— Your task —
Edit every item below, replacing each occurrence of "h-gridline" with "horizontal-gridline" and keeping all else unchanged. Leave the pictures out of your answer.

— Supplied material —
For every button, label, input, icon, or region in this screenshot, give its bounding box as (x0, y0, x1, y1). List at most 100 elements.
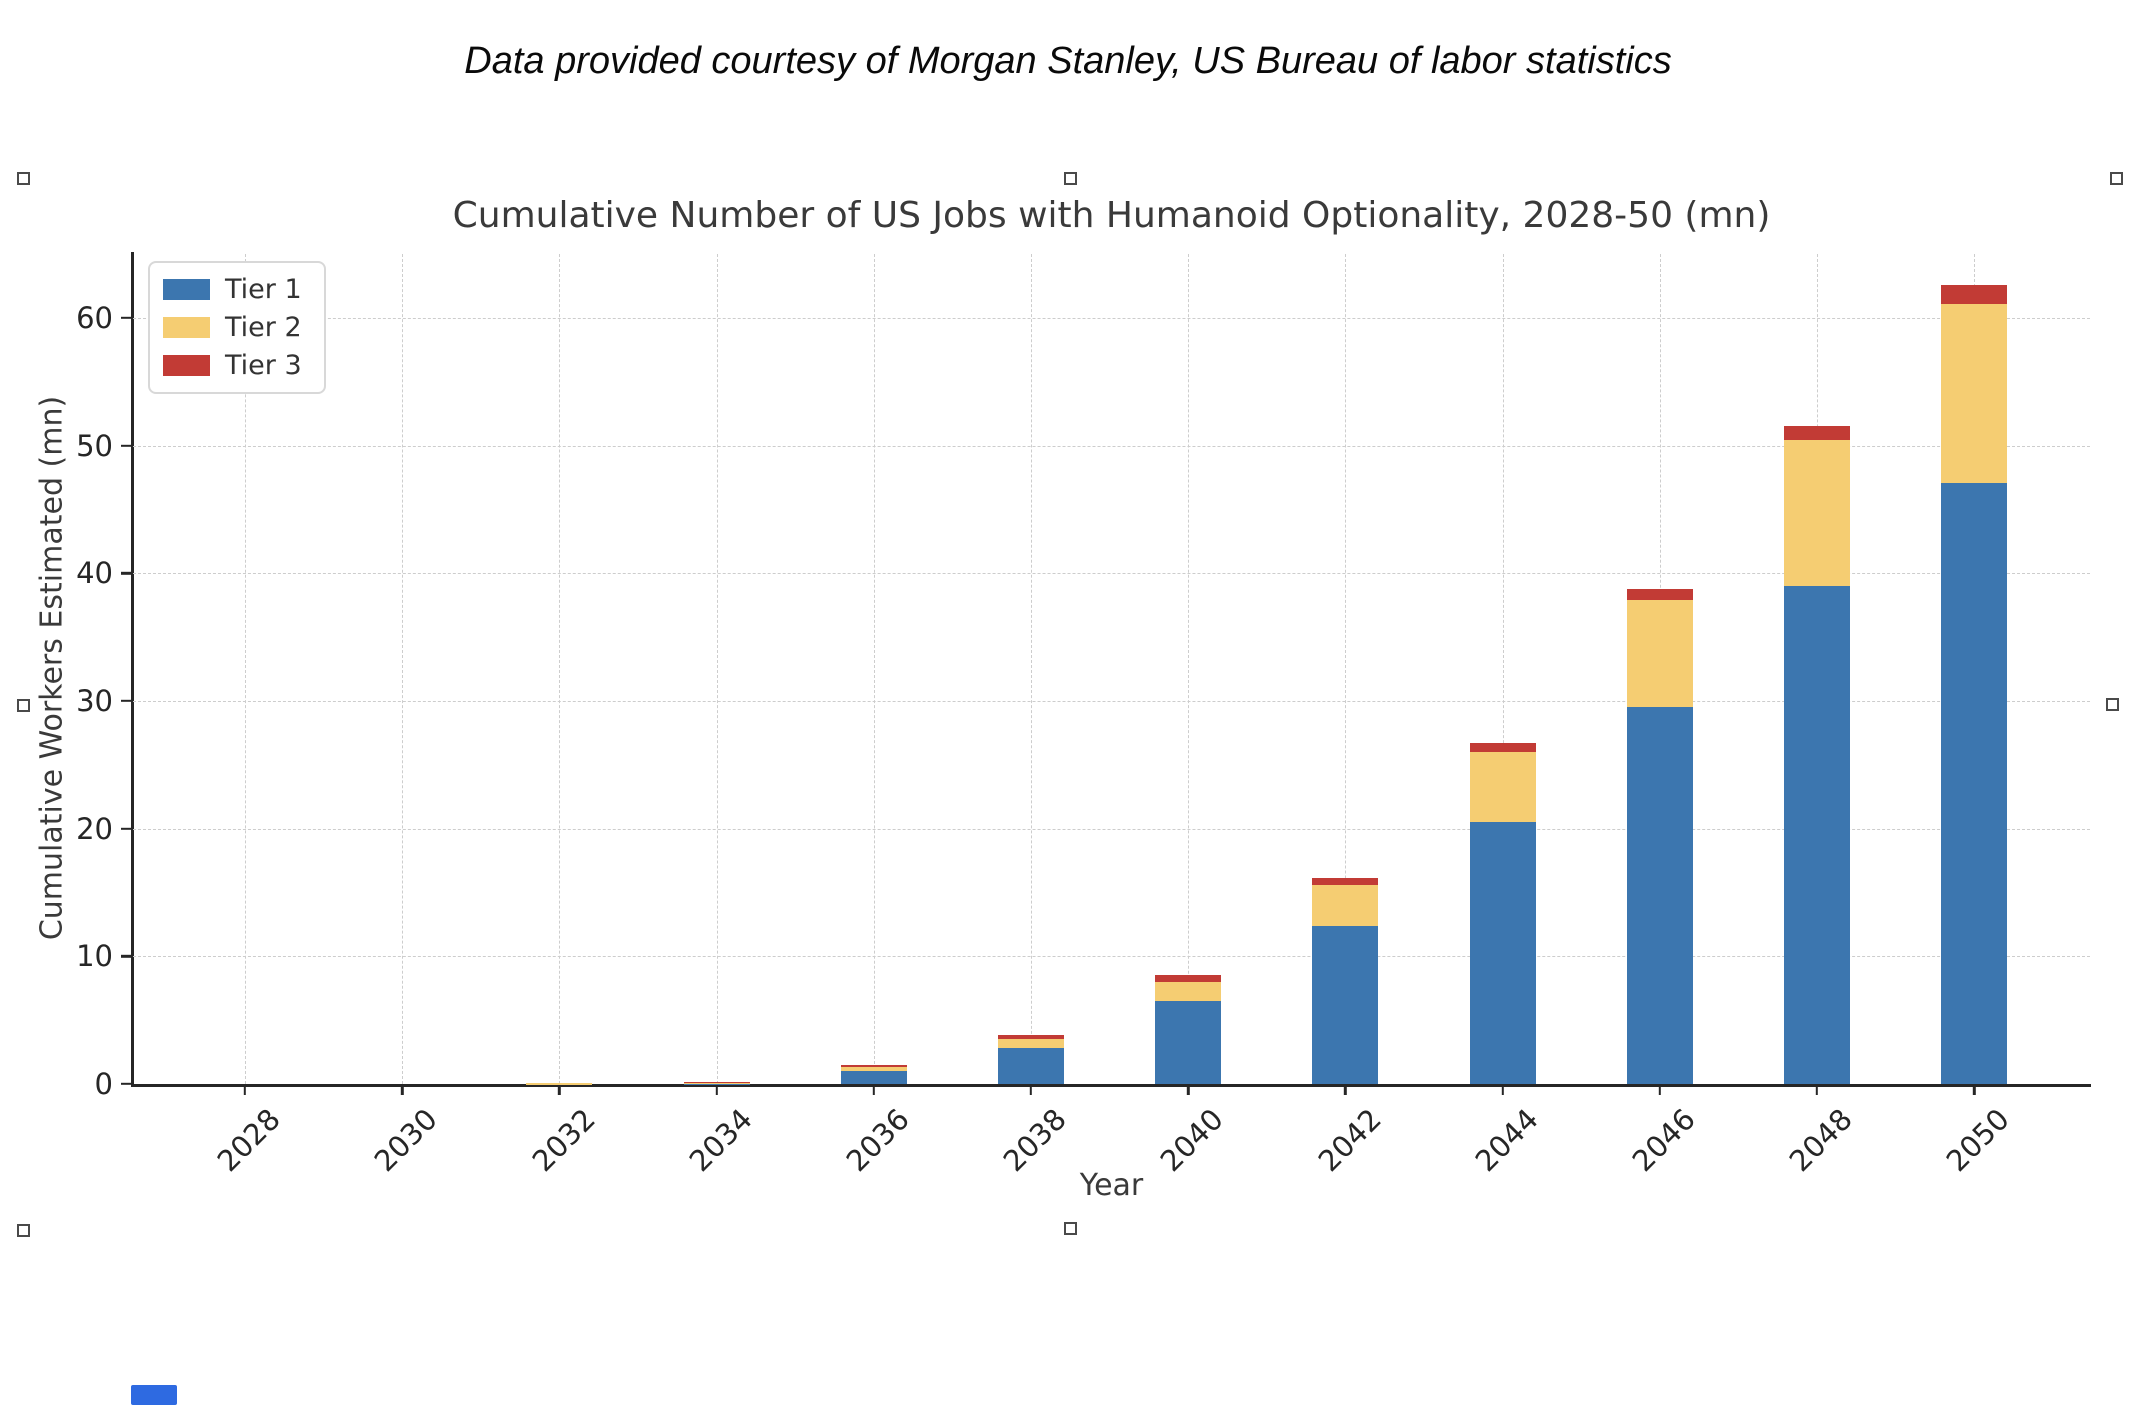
bar-segment-tier-1 (1784, 585, 1850, 1084)
legend-swatch (163, 317, 210, 338)
bar-segment-tier-2 (1312, 884, 1379, 926)
y-axis-label: Cumulative Workers Estimated (mn) (34, 395, 70, 941)
y-tick-mark (121, 444, 133, 447)
x-tick-label: 2048 (1782, 1102, 1860, 1179)
bar-segment-tier-1 (1469, 822, 1536, 1084)
h-gridline (133, 317, 2090, 319)
v-gridline (559, 254, 561, 1084)
bottom-left-blue-marker (131, 1385, 177, 1405)
bar-segment-tier-2 (1155, 981, 1222, 1001)
y-tick-label: 60 (76, 300, 113, 335)
y-axis-line (131, 252, 134, 1086)
legend: Tier 1 Tier 2 Tier 3 (148, 261, 326, 394)
v-gridline (1502, 254, 1504, 1084)
bar-segment-tier-3 (1312, 878, 1379, 885)
legend-item: Tier 3 (163, 350, 302, 381)
h-gridline (133, 445, 2090, 447)
y-tick-label: 0 (94, 1067, 113, 1101)
h-gridline (133, 828, 2090, 830)
bar-segment-tier-2 (526, 1083, 593, 1085)
v-gridline (402, 254, 404, 1084)
x-tick-mark (1501, 1084, 1504, 1095)
x-tick-mark (1186, 1084, 1190, 1095)
legend-item: Tier 2 (163, 312, 302, 343)
x-tick-label: 2028 (210, 1102, 288, 1179)
selection-handle-middle-right[interactable] (2106, 698, 2119, 711)
x-tick-mark (715, 1084, 718, 1095)
x-axis-line (131, 1084, 2091, 1087)
selection-handle-top-center[interactable] (1064, 172, 1077, 185)
bar-segment-tier-3 (1626, 588, 1693, 600)
x-tick-label: 2036 (839, 1102, 916, 1179)
bar-segment-tier-2 (1469, 751, 1536, 823)
bar-segment-tier-3 (1469, 743, 1536, 752)
bar-segment-tier-3 (1155, 975, 1222, 982)
x-tick-label: 2042 (1311, 1102, 1388, 1179)
y-tick-mark (121, 699, 133, 703)
y-tick-mark (121, 316, 133, 319)
x-tick-mark (1972, 1084, 1976, 1095)
x-tick-label: 2034 (682, 1102, 759, 1179)
v-gridline (1345, 254, 1347, 1084)
bar-segment-tier-3 (840, 1065, 907, 1068)
x-tick-label: 2040 (1154, 1102, 1231, 1179)
x-tick-mark (1029, 1084, 1033, 1095)
y-tick-label: 10 (76, 939, 113, 974)
bar-segment-tier-1 (998, 1048, 1064, 1084)
legend-label: Tier 2 (225, 312, 302, 343)
y-tick-mark (121, 955, 133, 958)
bar-segment-tier-2 (1626, 600, 1693, 708)
bar-segment-tier-3 (1784, 426, 1850, 441)
bar-segment-tier-2 (840, 1067, 907, 1072)
legend-swatch (163, 355, 210, 376)
h-gridline (133, 573, 2090, 575)
v-gridline (873, 254, 875, 1084)
x-tick-label: 2050 (1940, 1102, 2017, 1179)
bar-segment-tier-3 (998, 1035, 1064, 1040)
x-tick-mark (1658, 1084, 1661, 1095)
y-tick-label: 30 (76, 683, 113, 718)
x-tick-label: 2038 (996, 1102, 1074, 1179)
selection-handle-top-right[interactable] (2110, 172, 2123, 185)
x-tick-mark (1815, 1084, 1819, 1095)
v-gridline (716, 254, 718, 1084)
v-gridline (1031, 254, 1032, 1084)
v-gridline (245, 254, 246, 1084)
legend-item: Tier 1 (163, 274, 302, 305)
chart-title: Cumulative Number of US Jobs with Humano… (452, 195, 1771, 236)
selection-handle-middle-left[interactable] (17, 699, 30, 712)
x-tick-label: 2032 (525, 1102, 602, 1179)
bar-segment-tier-1 (1941, 482, 2008, 1084)
x-tick-label: 2046 (1625, 1102, 1702, 1179)
selection-handle-top-left[interactable] (17, 172, 30, 185)
x-tick-mark (558, 1084, 561, 1095)
x-axis-label: Year (1079, 1168, 1144, 1203)
bar-segment-tier-2 (998, 1039, 1064, 1049)
bar-segment-tier-1 (840, 1071, 907, 1084)
x-tick-mark (400, 1084, 404, 1095)
x-tick-label: 2030 (368, 1102, 445, 1179)
legend-label: Tier 3 (225, 350, 302, 381)
bar-segment-tier-2 (1941, 303, 2008, 483)
x-tick-mark (1344, 1084, 1347, 1095)
y-tick-mark (121, 571, 133, 575)
y-tick-label: 40 (76, 556, 113, 591)
bar-segment-tier-1 (1626, 707, 1693, 1084)
h-gridline (133, 700, 2090, 702)
bar-segment-tier-1 (1312, 925, 1379, 1084)
bar-segment-tier-1 (683, 1083, 750, 1085)
y-tick-mark (121, 1082, 133, 1086)
legend-swatch (163, 279, 210, 300)
x-tick-mark (243, 1084, 247, 1095)
bar-segment-tier-3 (683, 1081, 750, 1084)
y-tick-mark (121, 827, 133, 830)
selection-handle-bottom-center[interactable] (1064, 1222, 1077, 1235)
bar-segment-tier-1 (1155, 1000, 1222, 1084)
x-tick-mark (872, 1084, 875, 1095)
selection-handle-bottom-left[interactable] (17, 1224, 30, 1237)
attribution-note: Data provided courtesy of Morgan Stanley… (464, 40, 1672, 82)
legend-label: Tier 1 (225, 274, 302, 305)
x-tick-label: 2044 (1468, 1102, 1545, 1179)
y-tick-label: 20 (76, 811, 113, 846)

— Final result —
For every button, label, input, icon, or region in this screenshot, give its bounding box as (x0, y0, x1, y1). List at most 100 elements.
bar-segment-tier-1 (1784, 585, 1850, 1084)
legend-swatch (163, 317, 210, 338)
bar-segment-tier-2 (1312, 884, 1379, 926)
y-axis-label: Cumulative Workers Estimated (mn) (34, 395, 70, 941)
y-tick-mark (121, 444, 133, 447)
x-tick-label: 2048 (1782, 1102, 1860, 1179)
bar-segment-tier-1 (1469, 822, 1536, 1084)
horizontal-gridline (133, 317, 2090, 319)
v-gridline (559, 254, 561, 1084)
bottom-left-blue-marker (131, 1385, 177, 1405)
bar-segment-tier-2 (1155, 981, 1222, 1001)
y-tick-label: 60 (76, 300, 113, 335)
y-axis-line (131, 252, 134, 1086)
legend: Tier 1 Tier 2 Tier 3 (148, 261, 326, 394)
v-gridline (1502, 254, 1504, 1084)
bar-segment-tier-3 (1312, 878, 1379, 885)
legend-item: Tier 3 (163, 350, 302, 381)
horizontal-gridline (133, 445, 2090, 447)
y-tick-label: 0 (94, 1067, 113, 1101)
horizontal-gridline (133, 828, 2090, 830)
bar-segment-tier-2 (526, 1083, 593, 1085)
v-gridline (402, 254, 404, 1084)
x-tick-mark (1501, 1084, 1504, 1095)
x-tick-mark (1186, 1084, 1190, 1095)
legend-item: Tier 2 (163, 312, 302, 343)
x-tick-label: 2028 (210, 1102, 288, 1179)
selection-handle-middle-right[interactable] (2106, 698, 2119, 711)
x-tick-mark (715, 1084, 718, 1095)
x-axis-line (131, 1084, 2091, 1087)
selection-handle-top-center[interactable] (1064, 172, 1077, 185)
bar-segment-tier-3 (1626, 588, 1693, 600)
x-tick-label: 2036 (839, 1102, 916, 1179)
bar-segment-tier-2 (1469, 751, 1536, 823)
bar-segment-tier-3 (1469, 743, 1536, 752)
bar-segment-tier-3 (1155, 975, 1222, 982)
x-tick-label: 2042 (1311, 1102, 1388, 1179)
y-tick-mark (121, 699, 133, 703)
y-tick-mark (121, 316, 133, 319)
x-tick-mark (1972, 1084, 1976, 1095)
x-tick-label: 2034 (682, 1102, 759, 1179)
v-gridline (1345, 254, 1347, 1084)
bar-segment-tier-3 (840, 1065, 907, 1068)
x-tick-label: 2040 (1154, 1102, 1231, 1179)
x-tick-mark (1029, 1084, 1033, 1095)
y-tick-label: 10 (76, 939, 113, 974)
bar-segment-tier-1 (998, 1048, 1064, 1084)
legend-label: Tier 2 (225, 312, 302, 343)
y-tick-mark (121, 955, 133, 958)
bar-segment-tier-2 (1626, 600, 1693, 708)
bar-segment-tier-3 (1784, 426, 1850, 441)
bar-segment-tier-2 (840, 1067, 907, 1072)
legend-swatch (163, 355, 210, 376)
horizontal-gridline (133, 573, 2090, 575)
v-gridline (873, 254, 875, 1084)
x-tick-label: 2050 (1940, 1102, 2017, 1179)
bar-segment-tier-3 (998, 1035, 1064, 1040)
x-tick-mark (1658, 1084, 1661, 1095)
y-tick-label: 30 (76, 683, 113, 718)
x-tick-label: 2038 (996, 1102, 1074, 1179)
selection-handle-top-right[interactable] (2110, 172, 2123, 185)
x-tick-mark (1815, 1084, 1819, 1095)
v-gridline (716, 254, 718, 1084)
v-gridline (1031, 254, 1032, 1084)
v-gridline (245, 254, 246, 1084)
legend-item: Tier 1 (163, 274, 302, 305)
chart-title: Cumulative Number of US Jobs with Humano… (452, 195, 1771, 236)
selection-handle-middle-left[interactable] (17, 699, 30, 712)
x-tick-label: 2032 (525, 1102, 602, 1179)
bar-segment-tier-1 (1941, 482, 2008, 1084)
x-tick-label: 2046 (1625, 1102, 1702, 1179)
selection-handle-top-left[interactable] (17, 172, 30, 185)
x-tick-mark (558, 1084, 561, 1095)
x-axis-label: Year (1079, 1168, 1144, 1203)
bar-segment-tier-2 (998, 1039, 1064, 1049)
bar-segment-tier-1 (840, 1071, 907, 1084)
x-tick-mark (400, 1084, 404, 1095)
x-tick-label: 2030 (368, 1102, 445, 1179)
legend-label: Tier 3 (225, 350, 302, 381)
bar-segment-tier-2 (1941, 303, 2008, 483)
x-tick-mark (1344, 1084, 1347, 1095)
y-tick-mark (121, 571, 133, 575)
y-tick-label: 40 (76, 556, 113, 591)
bar-segment-tier-1 (1626, 707, 1693, 1084)
horizontal-gridline (133, 700, 2090, 702)
bar-segment-tier-1 (1312, 925, 1379, 1084)
bar-segment-tier-1 (683, 1083, 750, 1085)
y-tick-mark (121, 1082, 133, 1086)
legend-swatch (163, 279, 210, 300)
x-tick-mark (243, 1084, 247, 1095)
bar-segment-tier-3 (683, 1081, 750, 1084)
y-tick-mark (121, 827, 133, 830)
selection-handle-bottom-center[interactable] (1064, 1222, 1077, 1235)
bar-segment-tier-1 (1155, 1000, 1222, 1084)
x-tick-mark (872, 1084, 875, 1095)
selection-handle-bottom-left[interactable] (17, 1224, 30, 1237)
attribution-note: Data provided courtesy of Morgan Stanley… (464, 40, 1672, 82)
legend-label: Tier 1 (225, 274, 302, 305)
x-tick-label: 2044 (1468, 1102, 1545, 1179)
y-tick-label: 20 (76, 811, 113, 846)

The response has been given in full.